>> Begin

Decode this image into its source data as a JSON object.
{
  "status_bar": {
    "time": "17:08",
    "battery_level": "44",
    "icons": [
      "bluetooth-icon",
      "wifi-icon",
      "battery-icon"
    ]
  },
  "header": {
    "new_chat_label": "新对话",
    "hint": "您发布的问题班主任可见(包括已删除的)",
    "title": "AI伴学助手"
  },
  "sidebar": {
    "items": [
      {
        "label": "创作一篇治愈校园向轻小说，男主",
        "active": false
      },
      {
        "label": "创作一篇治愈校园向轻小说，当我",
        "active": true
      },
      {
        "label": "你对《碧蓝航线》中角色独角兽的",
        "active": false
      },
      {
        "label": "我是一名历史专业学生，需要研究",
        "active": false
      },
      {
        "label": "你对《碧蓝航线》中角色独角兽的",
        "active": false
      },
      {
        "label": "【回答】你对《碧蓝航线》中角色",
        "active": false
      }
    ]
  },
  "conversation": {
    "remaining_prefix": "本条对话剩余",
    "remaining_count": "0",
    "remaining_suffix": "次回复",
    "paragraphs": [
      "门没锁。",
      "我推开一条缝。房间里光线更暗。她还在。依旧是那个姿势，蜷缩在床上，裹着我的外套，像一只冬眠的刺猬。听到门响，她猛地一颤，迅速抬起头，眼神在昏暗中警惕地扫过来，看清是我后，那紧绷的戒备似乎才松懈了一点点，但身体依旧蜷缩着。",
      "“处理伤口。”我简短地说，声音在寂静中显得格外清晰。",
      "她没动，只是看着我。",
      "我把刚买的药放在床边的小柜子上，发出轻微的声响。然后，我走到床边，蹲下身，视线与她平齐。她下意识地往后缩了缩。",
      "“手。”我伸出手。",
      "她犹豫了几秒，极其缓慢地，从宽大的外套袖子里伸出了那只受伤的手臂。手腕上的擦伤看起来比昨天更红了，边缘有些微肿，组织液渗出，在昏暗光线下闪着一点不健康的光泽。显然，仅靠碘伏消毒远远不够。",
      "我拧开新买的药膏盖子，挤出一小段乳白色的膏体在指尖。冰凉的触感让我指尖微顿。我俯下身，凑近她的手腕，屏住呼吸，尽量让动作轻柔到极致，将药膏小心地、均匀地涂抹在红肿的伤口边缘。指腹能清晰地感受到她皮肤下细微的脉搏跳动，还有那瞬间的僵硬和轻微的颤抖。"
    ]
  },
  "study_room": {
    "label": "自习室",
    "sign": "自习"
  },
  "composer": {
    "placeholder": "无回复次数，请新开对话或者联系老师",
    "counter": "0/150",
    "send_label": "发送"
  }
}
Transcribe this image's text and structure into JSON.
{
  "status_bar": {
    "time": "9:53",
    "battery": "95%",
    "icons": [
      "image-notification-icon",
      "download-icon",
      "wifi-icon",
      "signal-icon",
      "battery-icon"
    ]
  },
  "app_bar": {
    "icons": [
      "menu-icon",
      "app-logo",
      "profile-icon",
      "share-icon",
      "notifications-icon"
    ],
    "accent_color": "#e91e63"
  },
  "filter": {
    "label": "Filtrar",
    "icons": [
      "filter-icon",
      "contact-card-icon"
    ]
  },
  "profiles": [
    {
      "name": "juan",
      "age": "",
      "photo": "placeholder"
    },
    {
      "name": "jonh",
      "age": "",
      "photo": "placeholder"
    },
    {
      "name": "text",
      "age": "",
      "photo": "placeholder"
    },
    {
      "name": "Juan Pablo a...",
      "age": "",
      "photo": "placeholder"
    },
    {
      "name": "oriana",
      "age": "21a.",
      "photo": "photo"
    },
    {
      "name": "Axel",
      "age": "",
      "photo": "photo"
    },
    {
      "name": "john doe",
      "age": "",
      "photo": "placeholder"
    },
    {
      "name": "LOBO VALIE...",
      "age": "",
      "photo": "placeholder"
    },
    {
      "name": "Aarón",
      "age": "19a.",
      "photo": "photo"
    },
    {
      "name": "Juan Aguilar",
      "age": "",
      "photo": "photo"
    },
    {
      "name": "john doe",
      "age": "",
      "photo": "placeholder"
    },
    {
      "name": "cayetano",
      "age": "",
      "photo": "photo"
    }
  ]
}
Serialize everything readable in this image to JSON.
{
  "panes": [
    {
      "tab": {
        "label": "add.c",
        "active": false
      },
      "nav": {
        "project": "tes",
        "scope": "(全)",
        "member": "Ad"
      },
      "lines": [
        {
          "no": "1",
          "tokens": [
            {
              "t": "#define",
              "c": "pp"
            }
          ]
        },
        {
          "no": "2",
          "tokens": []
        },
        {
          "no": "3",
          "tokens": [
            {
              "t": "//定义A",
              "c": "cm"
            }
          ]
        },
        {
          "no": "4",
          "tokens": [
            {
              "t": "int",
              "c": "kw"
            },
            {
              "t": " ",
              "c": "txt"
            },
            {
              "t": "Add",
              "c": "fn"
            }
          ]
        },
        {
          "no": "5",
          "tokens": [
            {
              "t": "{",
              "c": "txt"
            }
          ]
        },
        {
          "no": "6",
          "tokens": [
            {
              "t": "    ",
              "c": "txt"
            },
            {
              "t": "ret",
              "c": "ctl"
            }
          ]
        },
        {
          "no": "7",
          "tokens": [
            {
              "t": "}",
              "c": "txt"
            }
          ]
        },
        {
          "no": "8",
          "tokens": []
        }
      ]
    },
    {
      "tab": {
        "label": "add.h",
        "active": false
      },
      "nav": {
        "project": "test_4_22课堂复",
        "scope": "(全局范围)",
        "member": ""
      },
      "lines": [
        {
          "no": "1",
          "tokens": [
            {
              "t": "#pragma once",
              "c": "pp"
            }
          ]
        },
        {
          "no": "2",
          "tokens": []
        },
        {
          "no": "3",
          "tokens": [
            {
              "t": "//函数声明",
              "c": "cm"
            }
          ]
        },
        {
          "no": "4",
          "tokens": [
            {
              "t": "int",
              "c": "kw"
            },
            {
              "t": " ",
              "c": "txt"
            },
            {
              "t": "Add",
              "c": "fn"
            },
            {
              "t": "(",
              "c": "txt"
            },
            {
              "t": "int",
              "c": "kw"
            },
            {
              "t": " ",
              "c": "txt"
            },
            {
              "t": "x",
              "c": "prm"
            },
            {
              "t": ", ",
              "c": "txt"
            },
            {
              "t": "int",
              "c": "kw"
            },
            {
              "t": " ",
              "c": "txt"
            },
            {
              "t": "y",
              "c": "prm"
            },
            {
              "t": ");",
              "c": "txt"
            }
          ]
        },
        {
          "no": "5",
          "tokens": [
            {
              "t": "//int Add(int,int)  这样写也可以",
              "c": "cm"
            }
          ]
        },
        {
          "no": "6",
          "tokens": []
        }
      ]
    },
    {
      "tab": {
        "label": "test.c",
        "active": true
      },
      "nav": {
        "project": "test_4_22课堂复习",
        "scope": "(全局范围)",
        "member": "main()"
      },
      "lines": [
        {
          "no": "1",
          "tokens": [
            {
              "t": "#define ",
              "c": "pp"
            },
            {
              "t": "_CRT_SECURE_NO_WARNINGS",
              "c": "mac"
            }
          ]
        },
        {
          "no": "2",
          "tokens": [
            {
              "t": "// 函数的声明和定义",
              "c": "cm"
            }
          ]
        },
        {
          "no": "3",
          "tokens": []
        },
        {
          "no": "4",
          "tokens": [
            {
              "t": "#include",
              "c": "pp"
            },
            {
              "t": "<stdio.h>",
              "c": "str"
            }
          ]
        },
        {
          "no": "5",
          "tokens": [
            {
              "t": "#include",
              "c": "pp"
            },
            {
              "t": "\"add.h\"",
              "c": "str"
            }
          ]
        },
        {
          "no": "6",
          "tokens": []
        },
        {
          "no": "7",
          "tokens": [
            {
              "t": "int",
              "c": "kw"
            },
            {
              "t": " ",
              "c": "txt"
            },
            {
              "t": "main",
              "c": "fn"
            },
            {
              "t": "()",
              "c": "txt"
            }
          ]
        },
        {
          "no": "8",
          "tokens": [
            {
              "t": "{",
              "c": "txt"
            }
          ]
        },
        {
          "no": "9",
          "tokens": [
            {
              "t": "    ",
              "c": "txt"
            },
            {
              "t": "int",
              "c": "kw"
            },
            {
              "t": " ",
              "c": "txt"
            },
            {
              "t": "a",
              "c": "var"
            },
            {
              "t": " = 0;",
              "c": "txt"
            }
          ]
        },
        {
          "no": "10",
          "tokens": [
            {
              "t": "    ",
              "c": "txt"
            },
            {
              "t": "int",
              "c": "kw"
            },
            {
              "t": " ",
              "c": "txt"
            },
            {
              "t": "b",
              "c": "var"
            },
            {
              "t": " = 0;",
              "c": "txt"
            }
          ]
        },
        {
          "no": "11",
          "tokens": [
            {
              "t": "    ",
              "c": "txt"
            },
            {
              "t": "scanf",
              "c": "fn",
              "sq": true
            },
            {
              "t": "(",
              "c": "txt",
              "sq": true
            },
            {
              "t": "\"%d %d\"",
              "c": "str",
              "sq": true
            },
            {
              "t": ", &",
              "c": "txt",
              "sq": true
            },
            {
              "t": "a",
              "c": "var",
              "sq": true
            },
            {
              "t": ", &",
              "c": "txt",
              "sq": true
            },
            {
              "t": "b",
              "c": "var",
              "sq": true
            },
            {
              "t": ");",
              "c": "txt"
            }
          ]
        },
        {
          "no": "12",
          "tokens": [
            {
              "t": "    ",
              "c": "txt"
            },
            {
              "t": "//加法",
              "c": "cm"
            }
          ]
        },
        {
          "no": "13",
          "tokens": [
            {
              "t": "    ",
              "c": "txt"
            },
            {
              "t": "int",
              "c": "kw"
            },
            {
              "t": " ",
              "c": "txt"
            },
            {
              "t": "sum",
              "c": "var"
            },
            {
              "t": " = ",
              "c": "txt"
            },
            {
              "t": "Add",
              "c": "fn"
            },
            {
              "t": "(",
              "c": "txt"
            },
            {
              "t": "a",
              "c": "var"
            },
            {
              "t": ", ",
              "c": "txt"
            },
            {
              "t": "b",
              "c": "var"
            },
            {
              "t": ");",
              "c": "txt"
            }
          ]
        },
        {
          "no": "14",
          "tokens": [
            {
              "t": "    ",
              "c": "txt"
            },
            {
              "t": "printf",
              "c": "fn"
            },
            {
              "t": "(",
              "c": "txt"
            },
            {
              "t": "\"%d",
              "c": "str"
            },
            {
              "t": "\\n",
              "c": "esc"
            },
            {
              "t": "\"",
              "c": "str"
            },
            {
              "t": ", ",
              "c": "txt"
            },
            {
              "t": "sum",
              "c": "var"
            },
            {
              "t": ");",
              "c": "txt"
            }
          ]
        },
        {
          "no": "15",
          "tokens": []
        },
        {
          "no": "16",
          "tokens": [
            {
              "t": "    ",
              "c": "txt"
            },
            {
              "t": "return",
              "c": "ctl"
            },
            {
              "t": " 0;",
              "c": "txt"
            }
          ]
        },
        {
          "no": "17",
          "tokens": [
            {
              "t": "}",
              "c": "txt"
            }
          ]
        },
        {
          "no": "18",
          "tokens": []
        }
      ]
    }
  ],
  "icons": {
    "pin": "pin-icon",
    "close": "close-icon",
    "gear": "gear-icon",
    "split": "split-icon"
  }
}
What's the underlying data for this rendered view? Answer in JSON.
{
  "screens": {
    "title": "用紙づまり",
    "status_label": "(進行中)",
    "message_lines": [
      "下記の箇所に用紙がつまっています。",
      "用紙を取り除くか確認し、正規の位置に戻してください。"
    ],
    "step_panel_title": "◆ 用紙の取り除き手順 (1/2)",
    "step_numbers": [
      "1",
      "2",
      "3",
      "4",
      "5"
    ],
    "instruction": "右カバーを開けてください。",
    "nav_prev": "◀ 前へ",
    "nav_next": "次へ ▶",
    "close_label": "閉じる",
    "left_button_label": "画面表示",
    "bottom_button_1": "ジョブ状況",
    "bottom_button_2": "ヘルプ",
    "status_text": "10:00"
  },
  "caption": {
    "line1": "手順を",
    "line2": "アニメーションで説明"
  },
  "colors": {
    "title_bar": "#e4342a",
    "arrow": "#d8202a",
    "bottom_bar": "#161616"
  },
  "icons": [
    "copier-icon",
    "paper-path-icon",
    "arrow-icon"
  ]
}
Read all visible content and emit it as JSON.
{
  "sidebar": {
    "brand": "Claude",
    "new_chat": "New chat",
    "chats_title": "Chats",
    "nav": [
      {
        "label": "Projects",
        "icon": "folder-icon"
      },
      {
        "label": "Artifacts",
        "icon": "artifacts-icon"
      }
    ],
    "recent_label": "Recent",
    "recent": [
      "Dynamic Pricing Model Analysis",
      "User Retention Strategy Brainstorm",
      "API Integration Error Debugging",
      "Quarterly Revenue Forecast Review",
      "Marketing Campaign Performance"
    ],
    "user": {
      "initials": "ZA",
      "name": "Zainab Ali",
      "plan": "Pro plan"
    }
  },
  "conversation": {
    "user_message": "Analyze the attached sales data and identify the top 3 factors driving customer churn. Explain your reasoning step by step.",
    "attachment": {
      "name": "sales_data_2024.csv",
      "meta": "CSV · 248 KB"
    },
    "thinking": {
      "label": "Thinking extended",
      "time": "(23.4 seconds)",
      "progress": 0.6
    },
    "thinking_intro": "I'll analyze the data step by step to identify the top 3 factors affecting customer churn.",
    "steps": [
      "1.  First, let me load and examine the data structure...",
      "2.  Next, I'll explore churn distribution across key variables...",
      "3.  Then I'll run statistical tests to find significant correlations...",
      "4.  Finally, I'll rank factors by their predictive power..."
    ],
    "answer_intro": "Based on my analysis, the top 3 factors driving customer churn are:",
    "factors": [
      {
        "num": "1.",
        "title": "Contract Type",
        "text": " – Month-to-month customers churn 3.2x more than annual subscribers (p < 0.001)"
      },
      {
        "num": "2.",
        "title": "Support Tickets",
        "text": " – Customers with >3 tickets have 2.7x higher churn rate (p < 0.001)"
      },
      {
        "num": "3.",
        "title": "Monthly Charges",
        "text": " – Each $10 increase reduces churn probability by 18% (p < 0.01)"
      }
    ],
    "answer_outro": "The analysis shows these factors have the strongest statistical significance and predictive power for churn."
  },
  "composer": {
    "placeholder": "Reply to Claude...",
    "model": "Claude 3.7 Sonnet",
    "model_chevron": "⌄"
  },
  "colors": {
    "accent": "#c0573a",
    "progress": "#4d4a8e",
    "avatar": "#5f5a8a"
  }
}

>> End

What is needed –
Whichever lines contain the string "statistical", select and copy them.

Answer to this exercise –
      "3.  Then I'll run statistical tests to find significant correlations...",
    "answer_outro": "The analysis shows these factors have the strongest statistical significance and predictive power for churn."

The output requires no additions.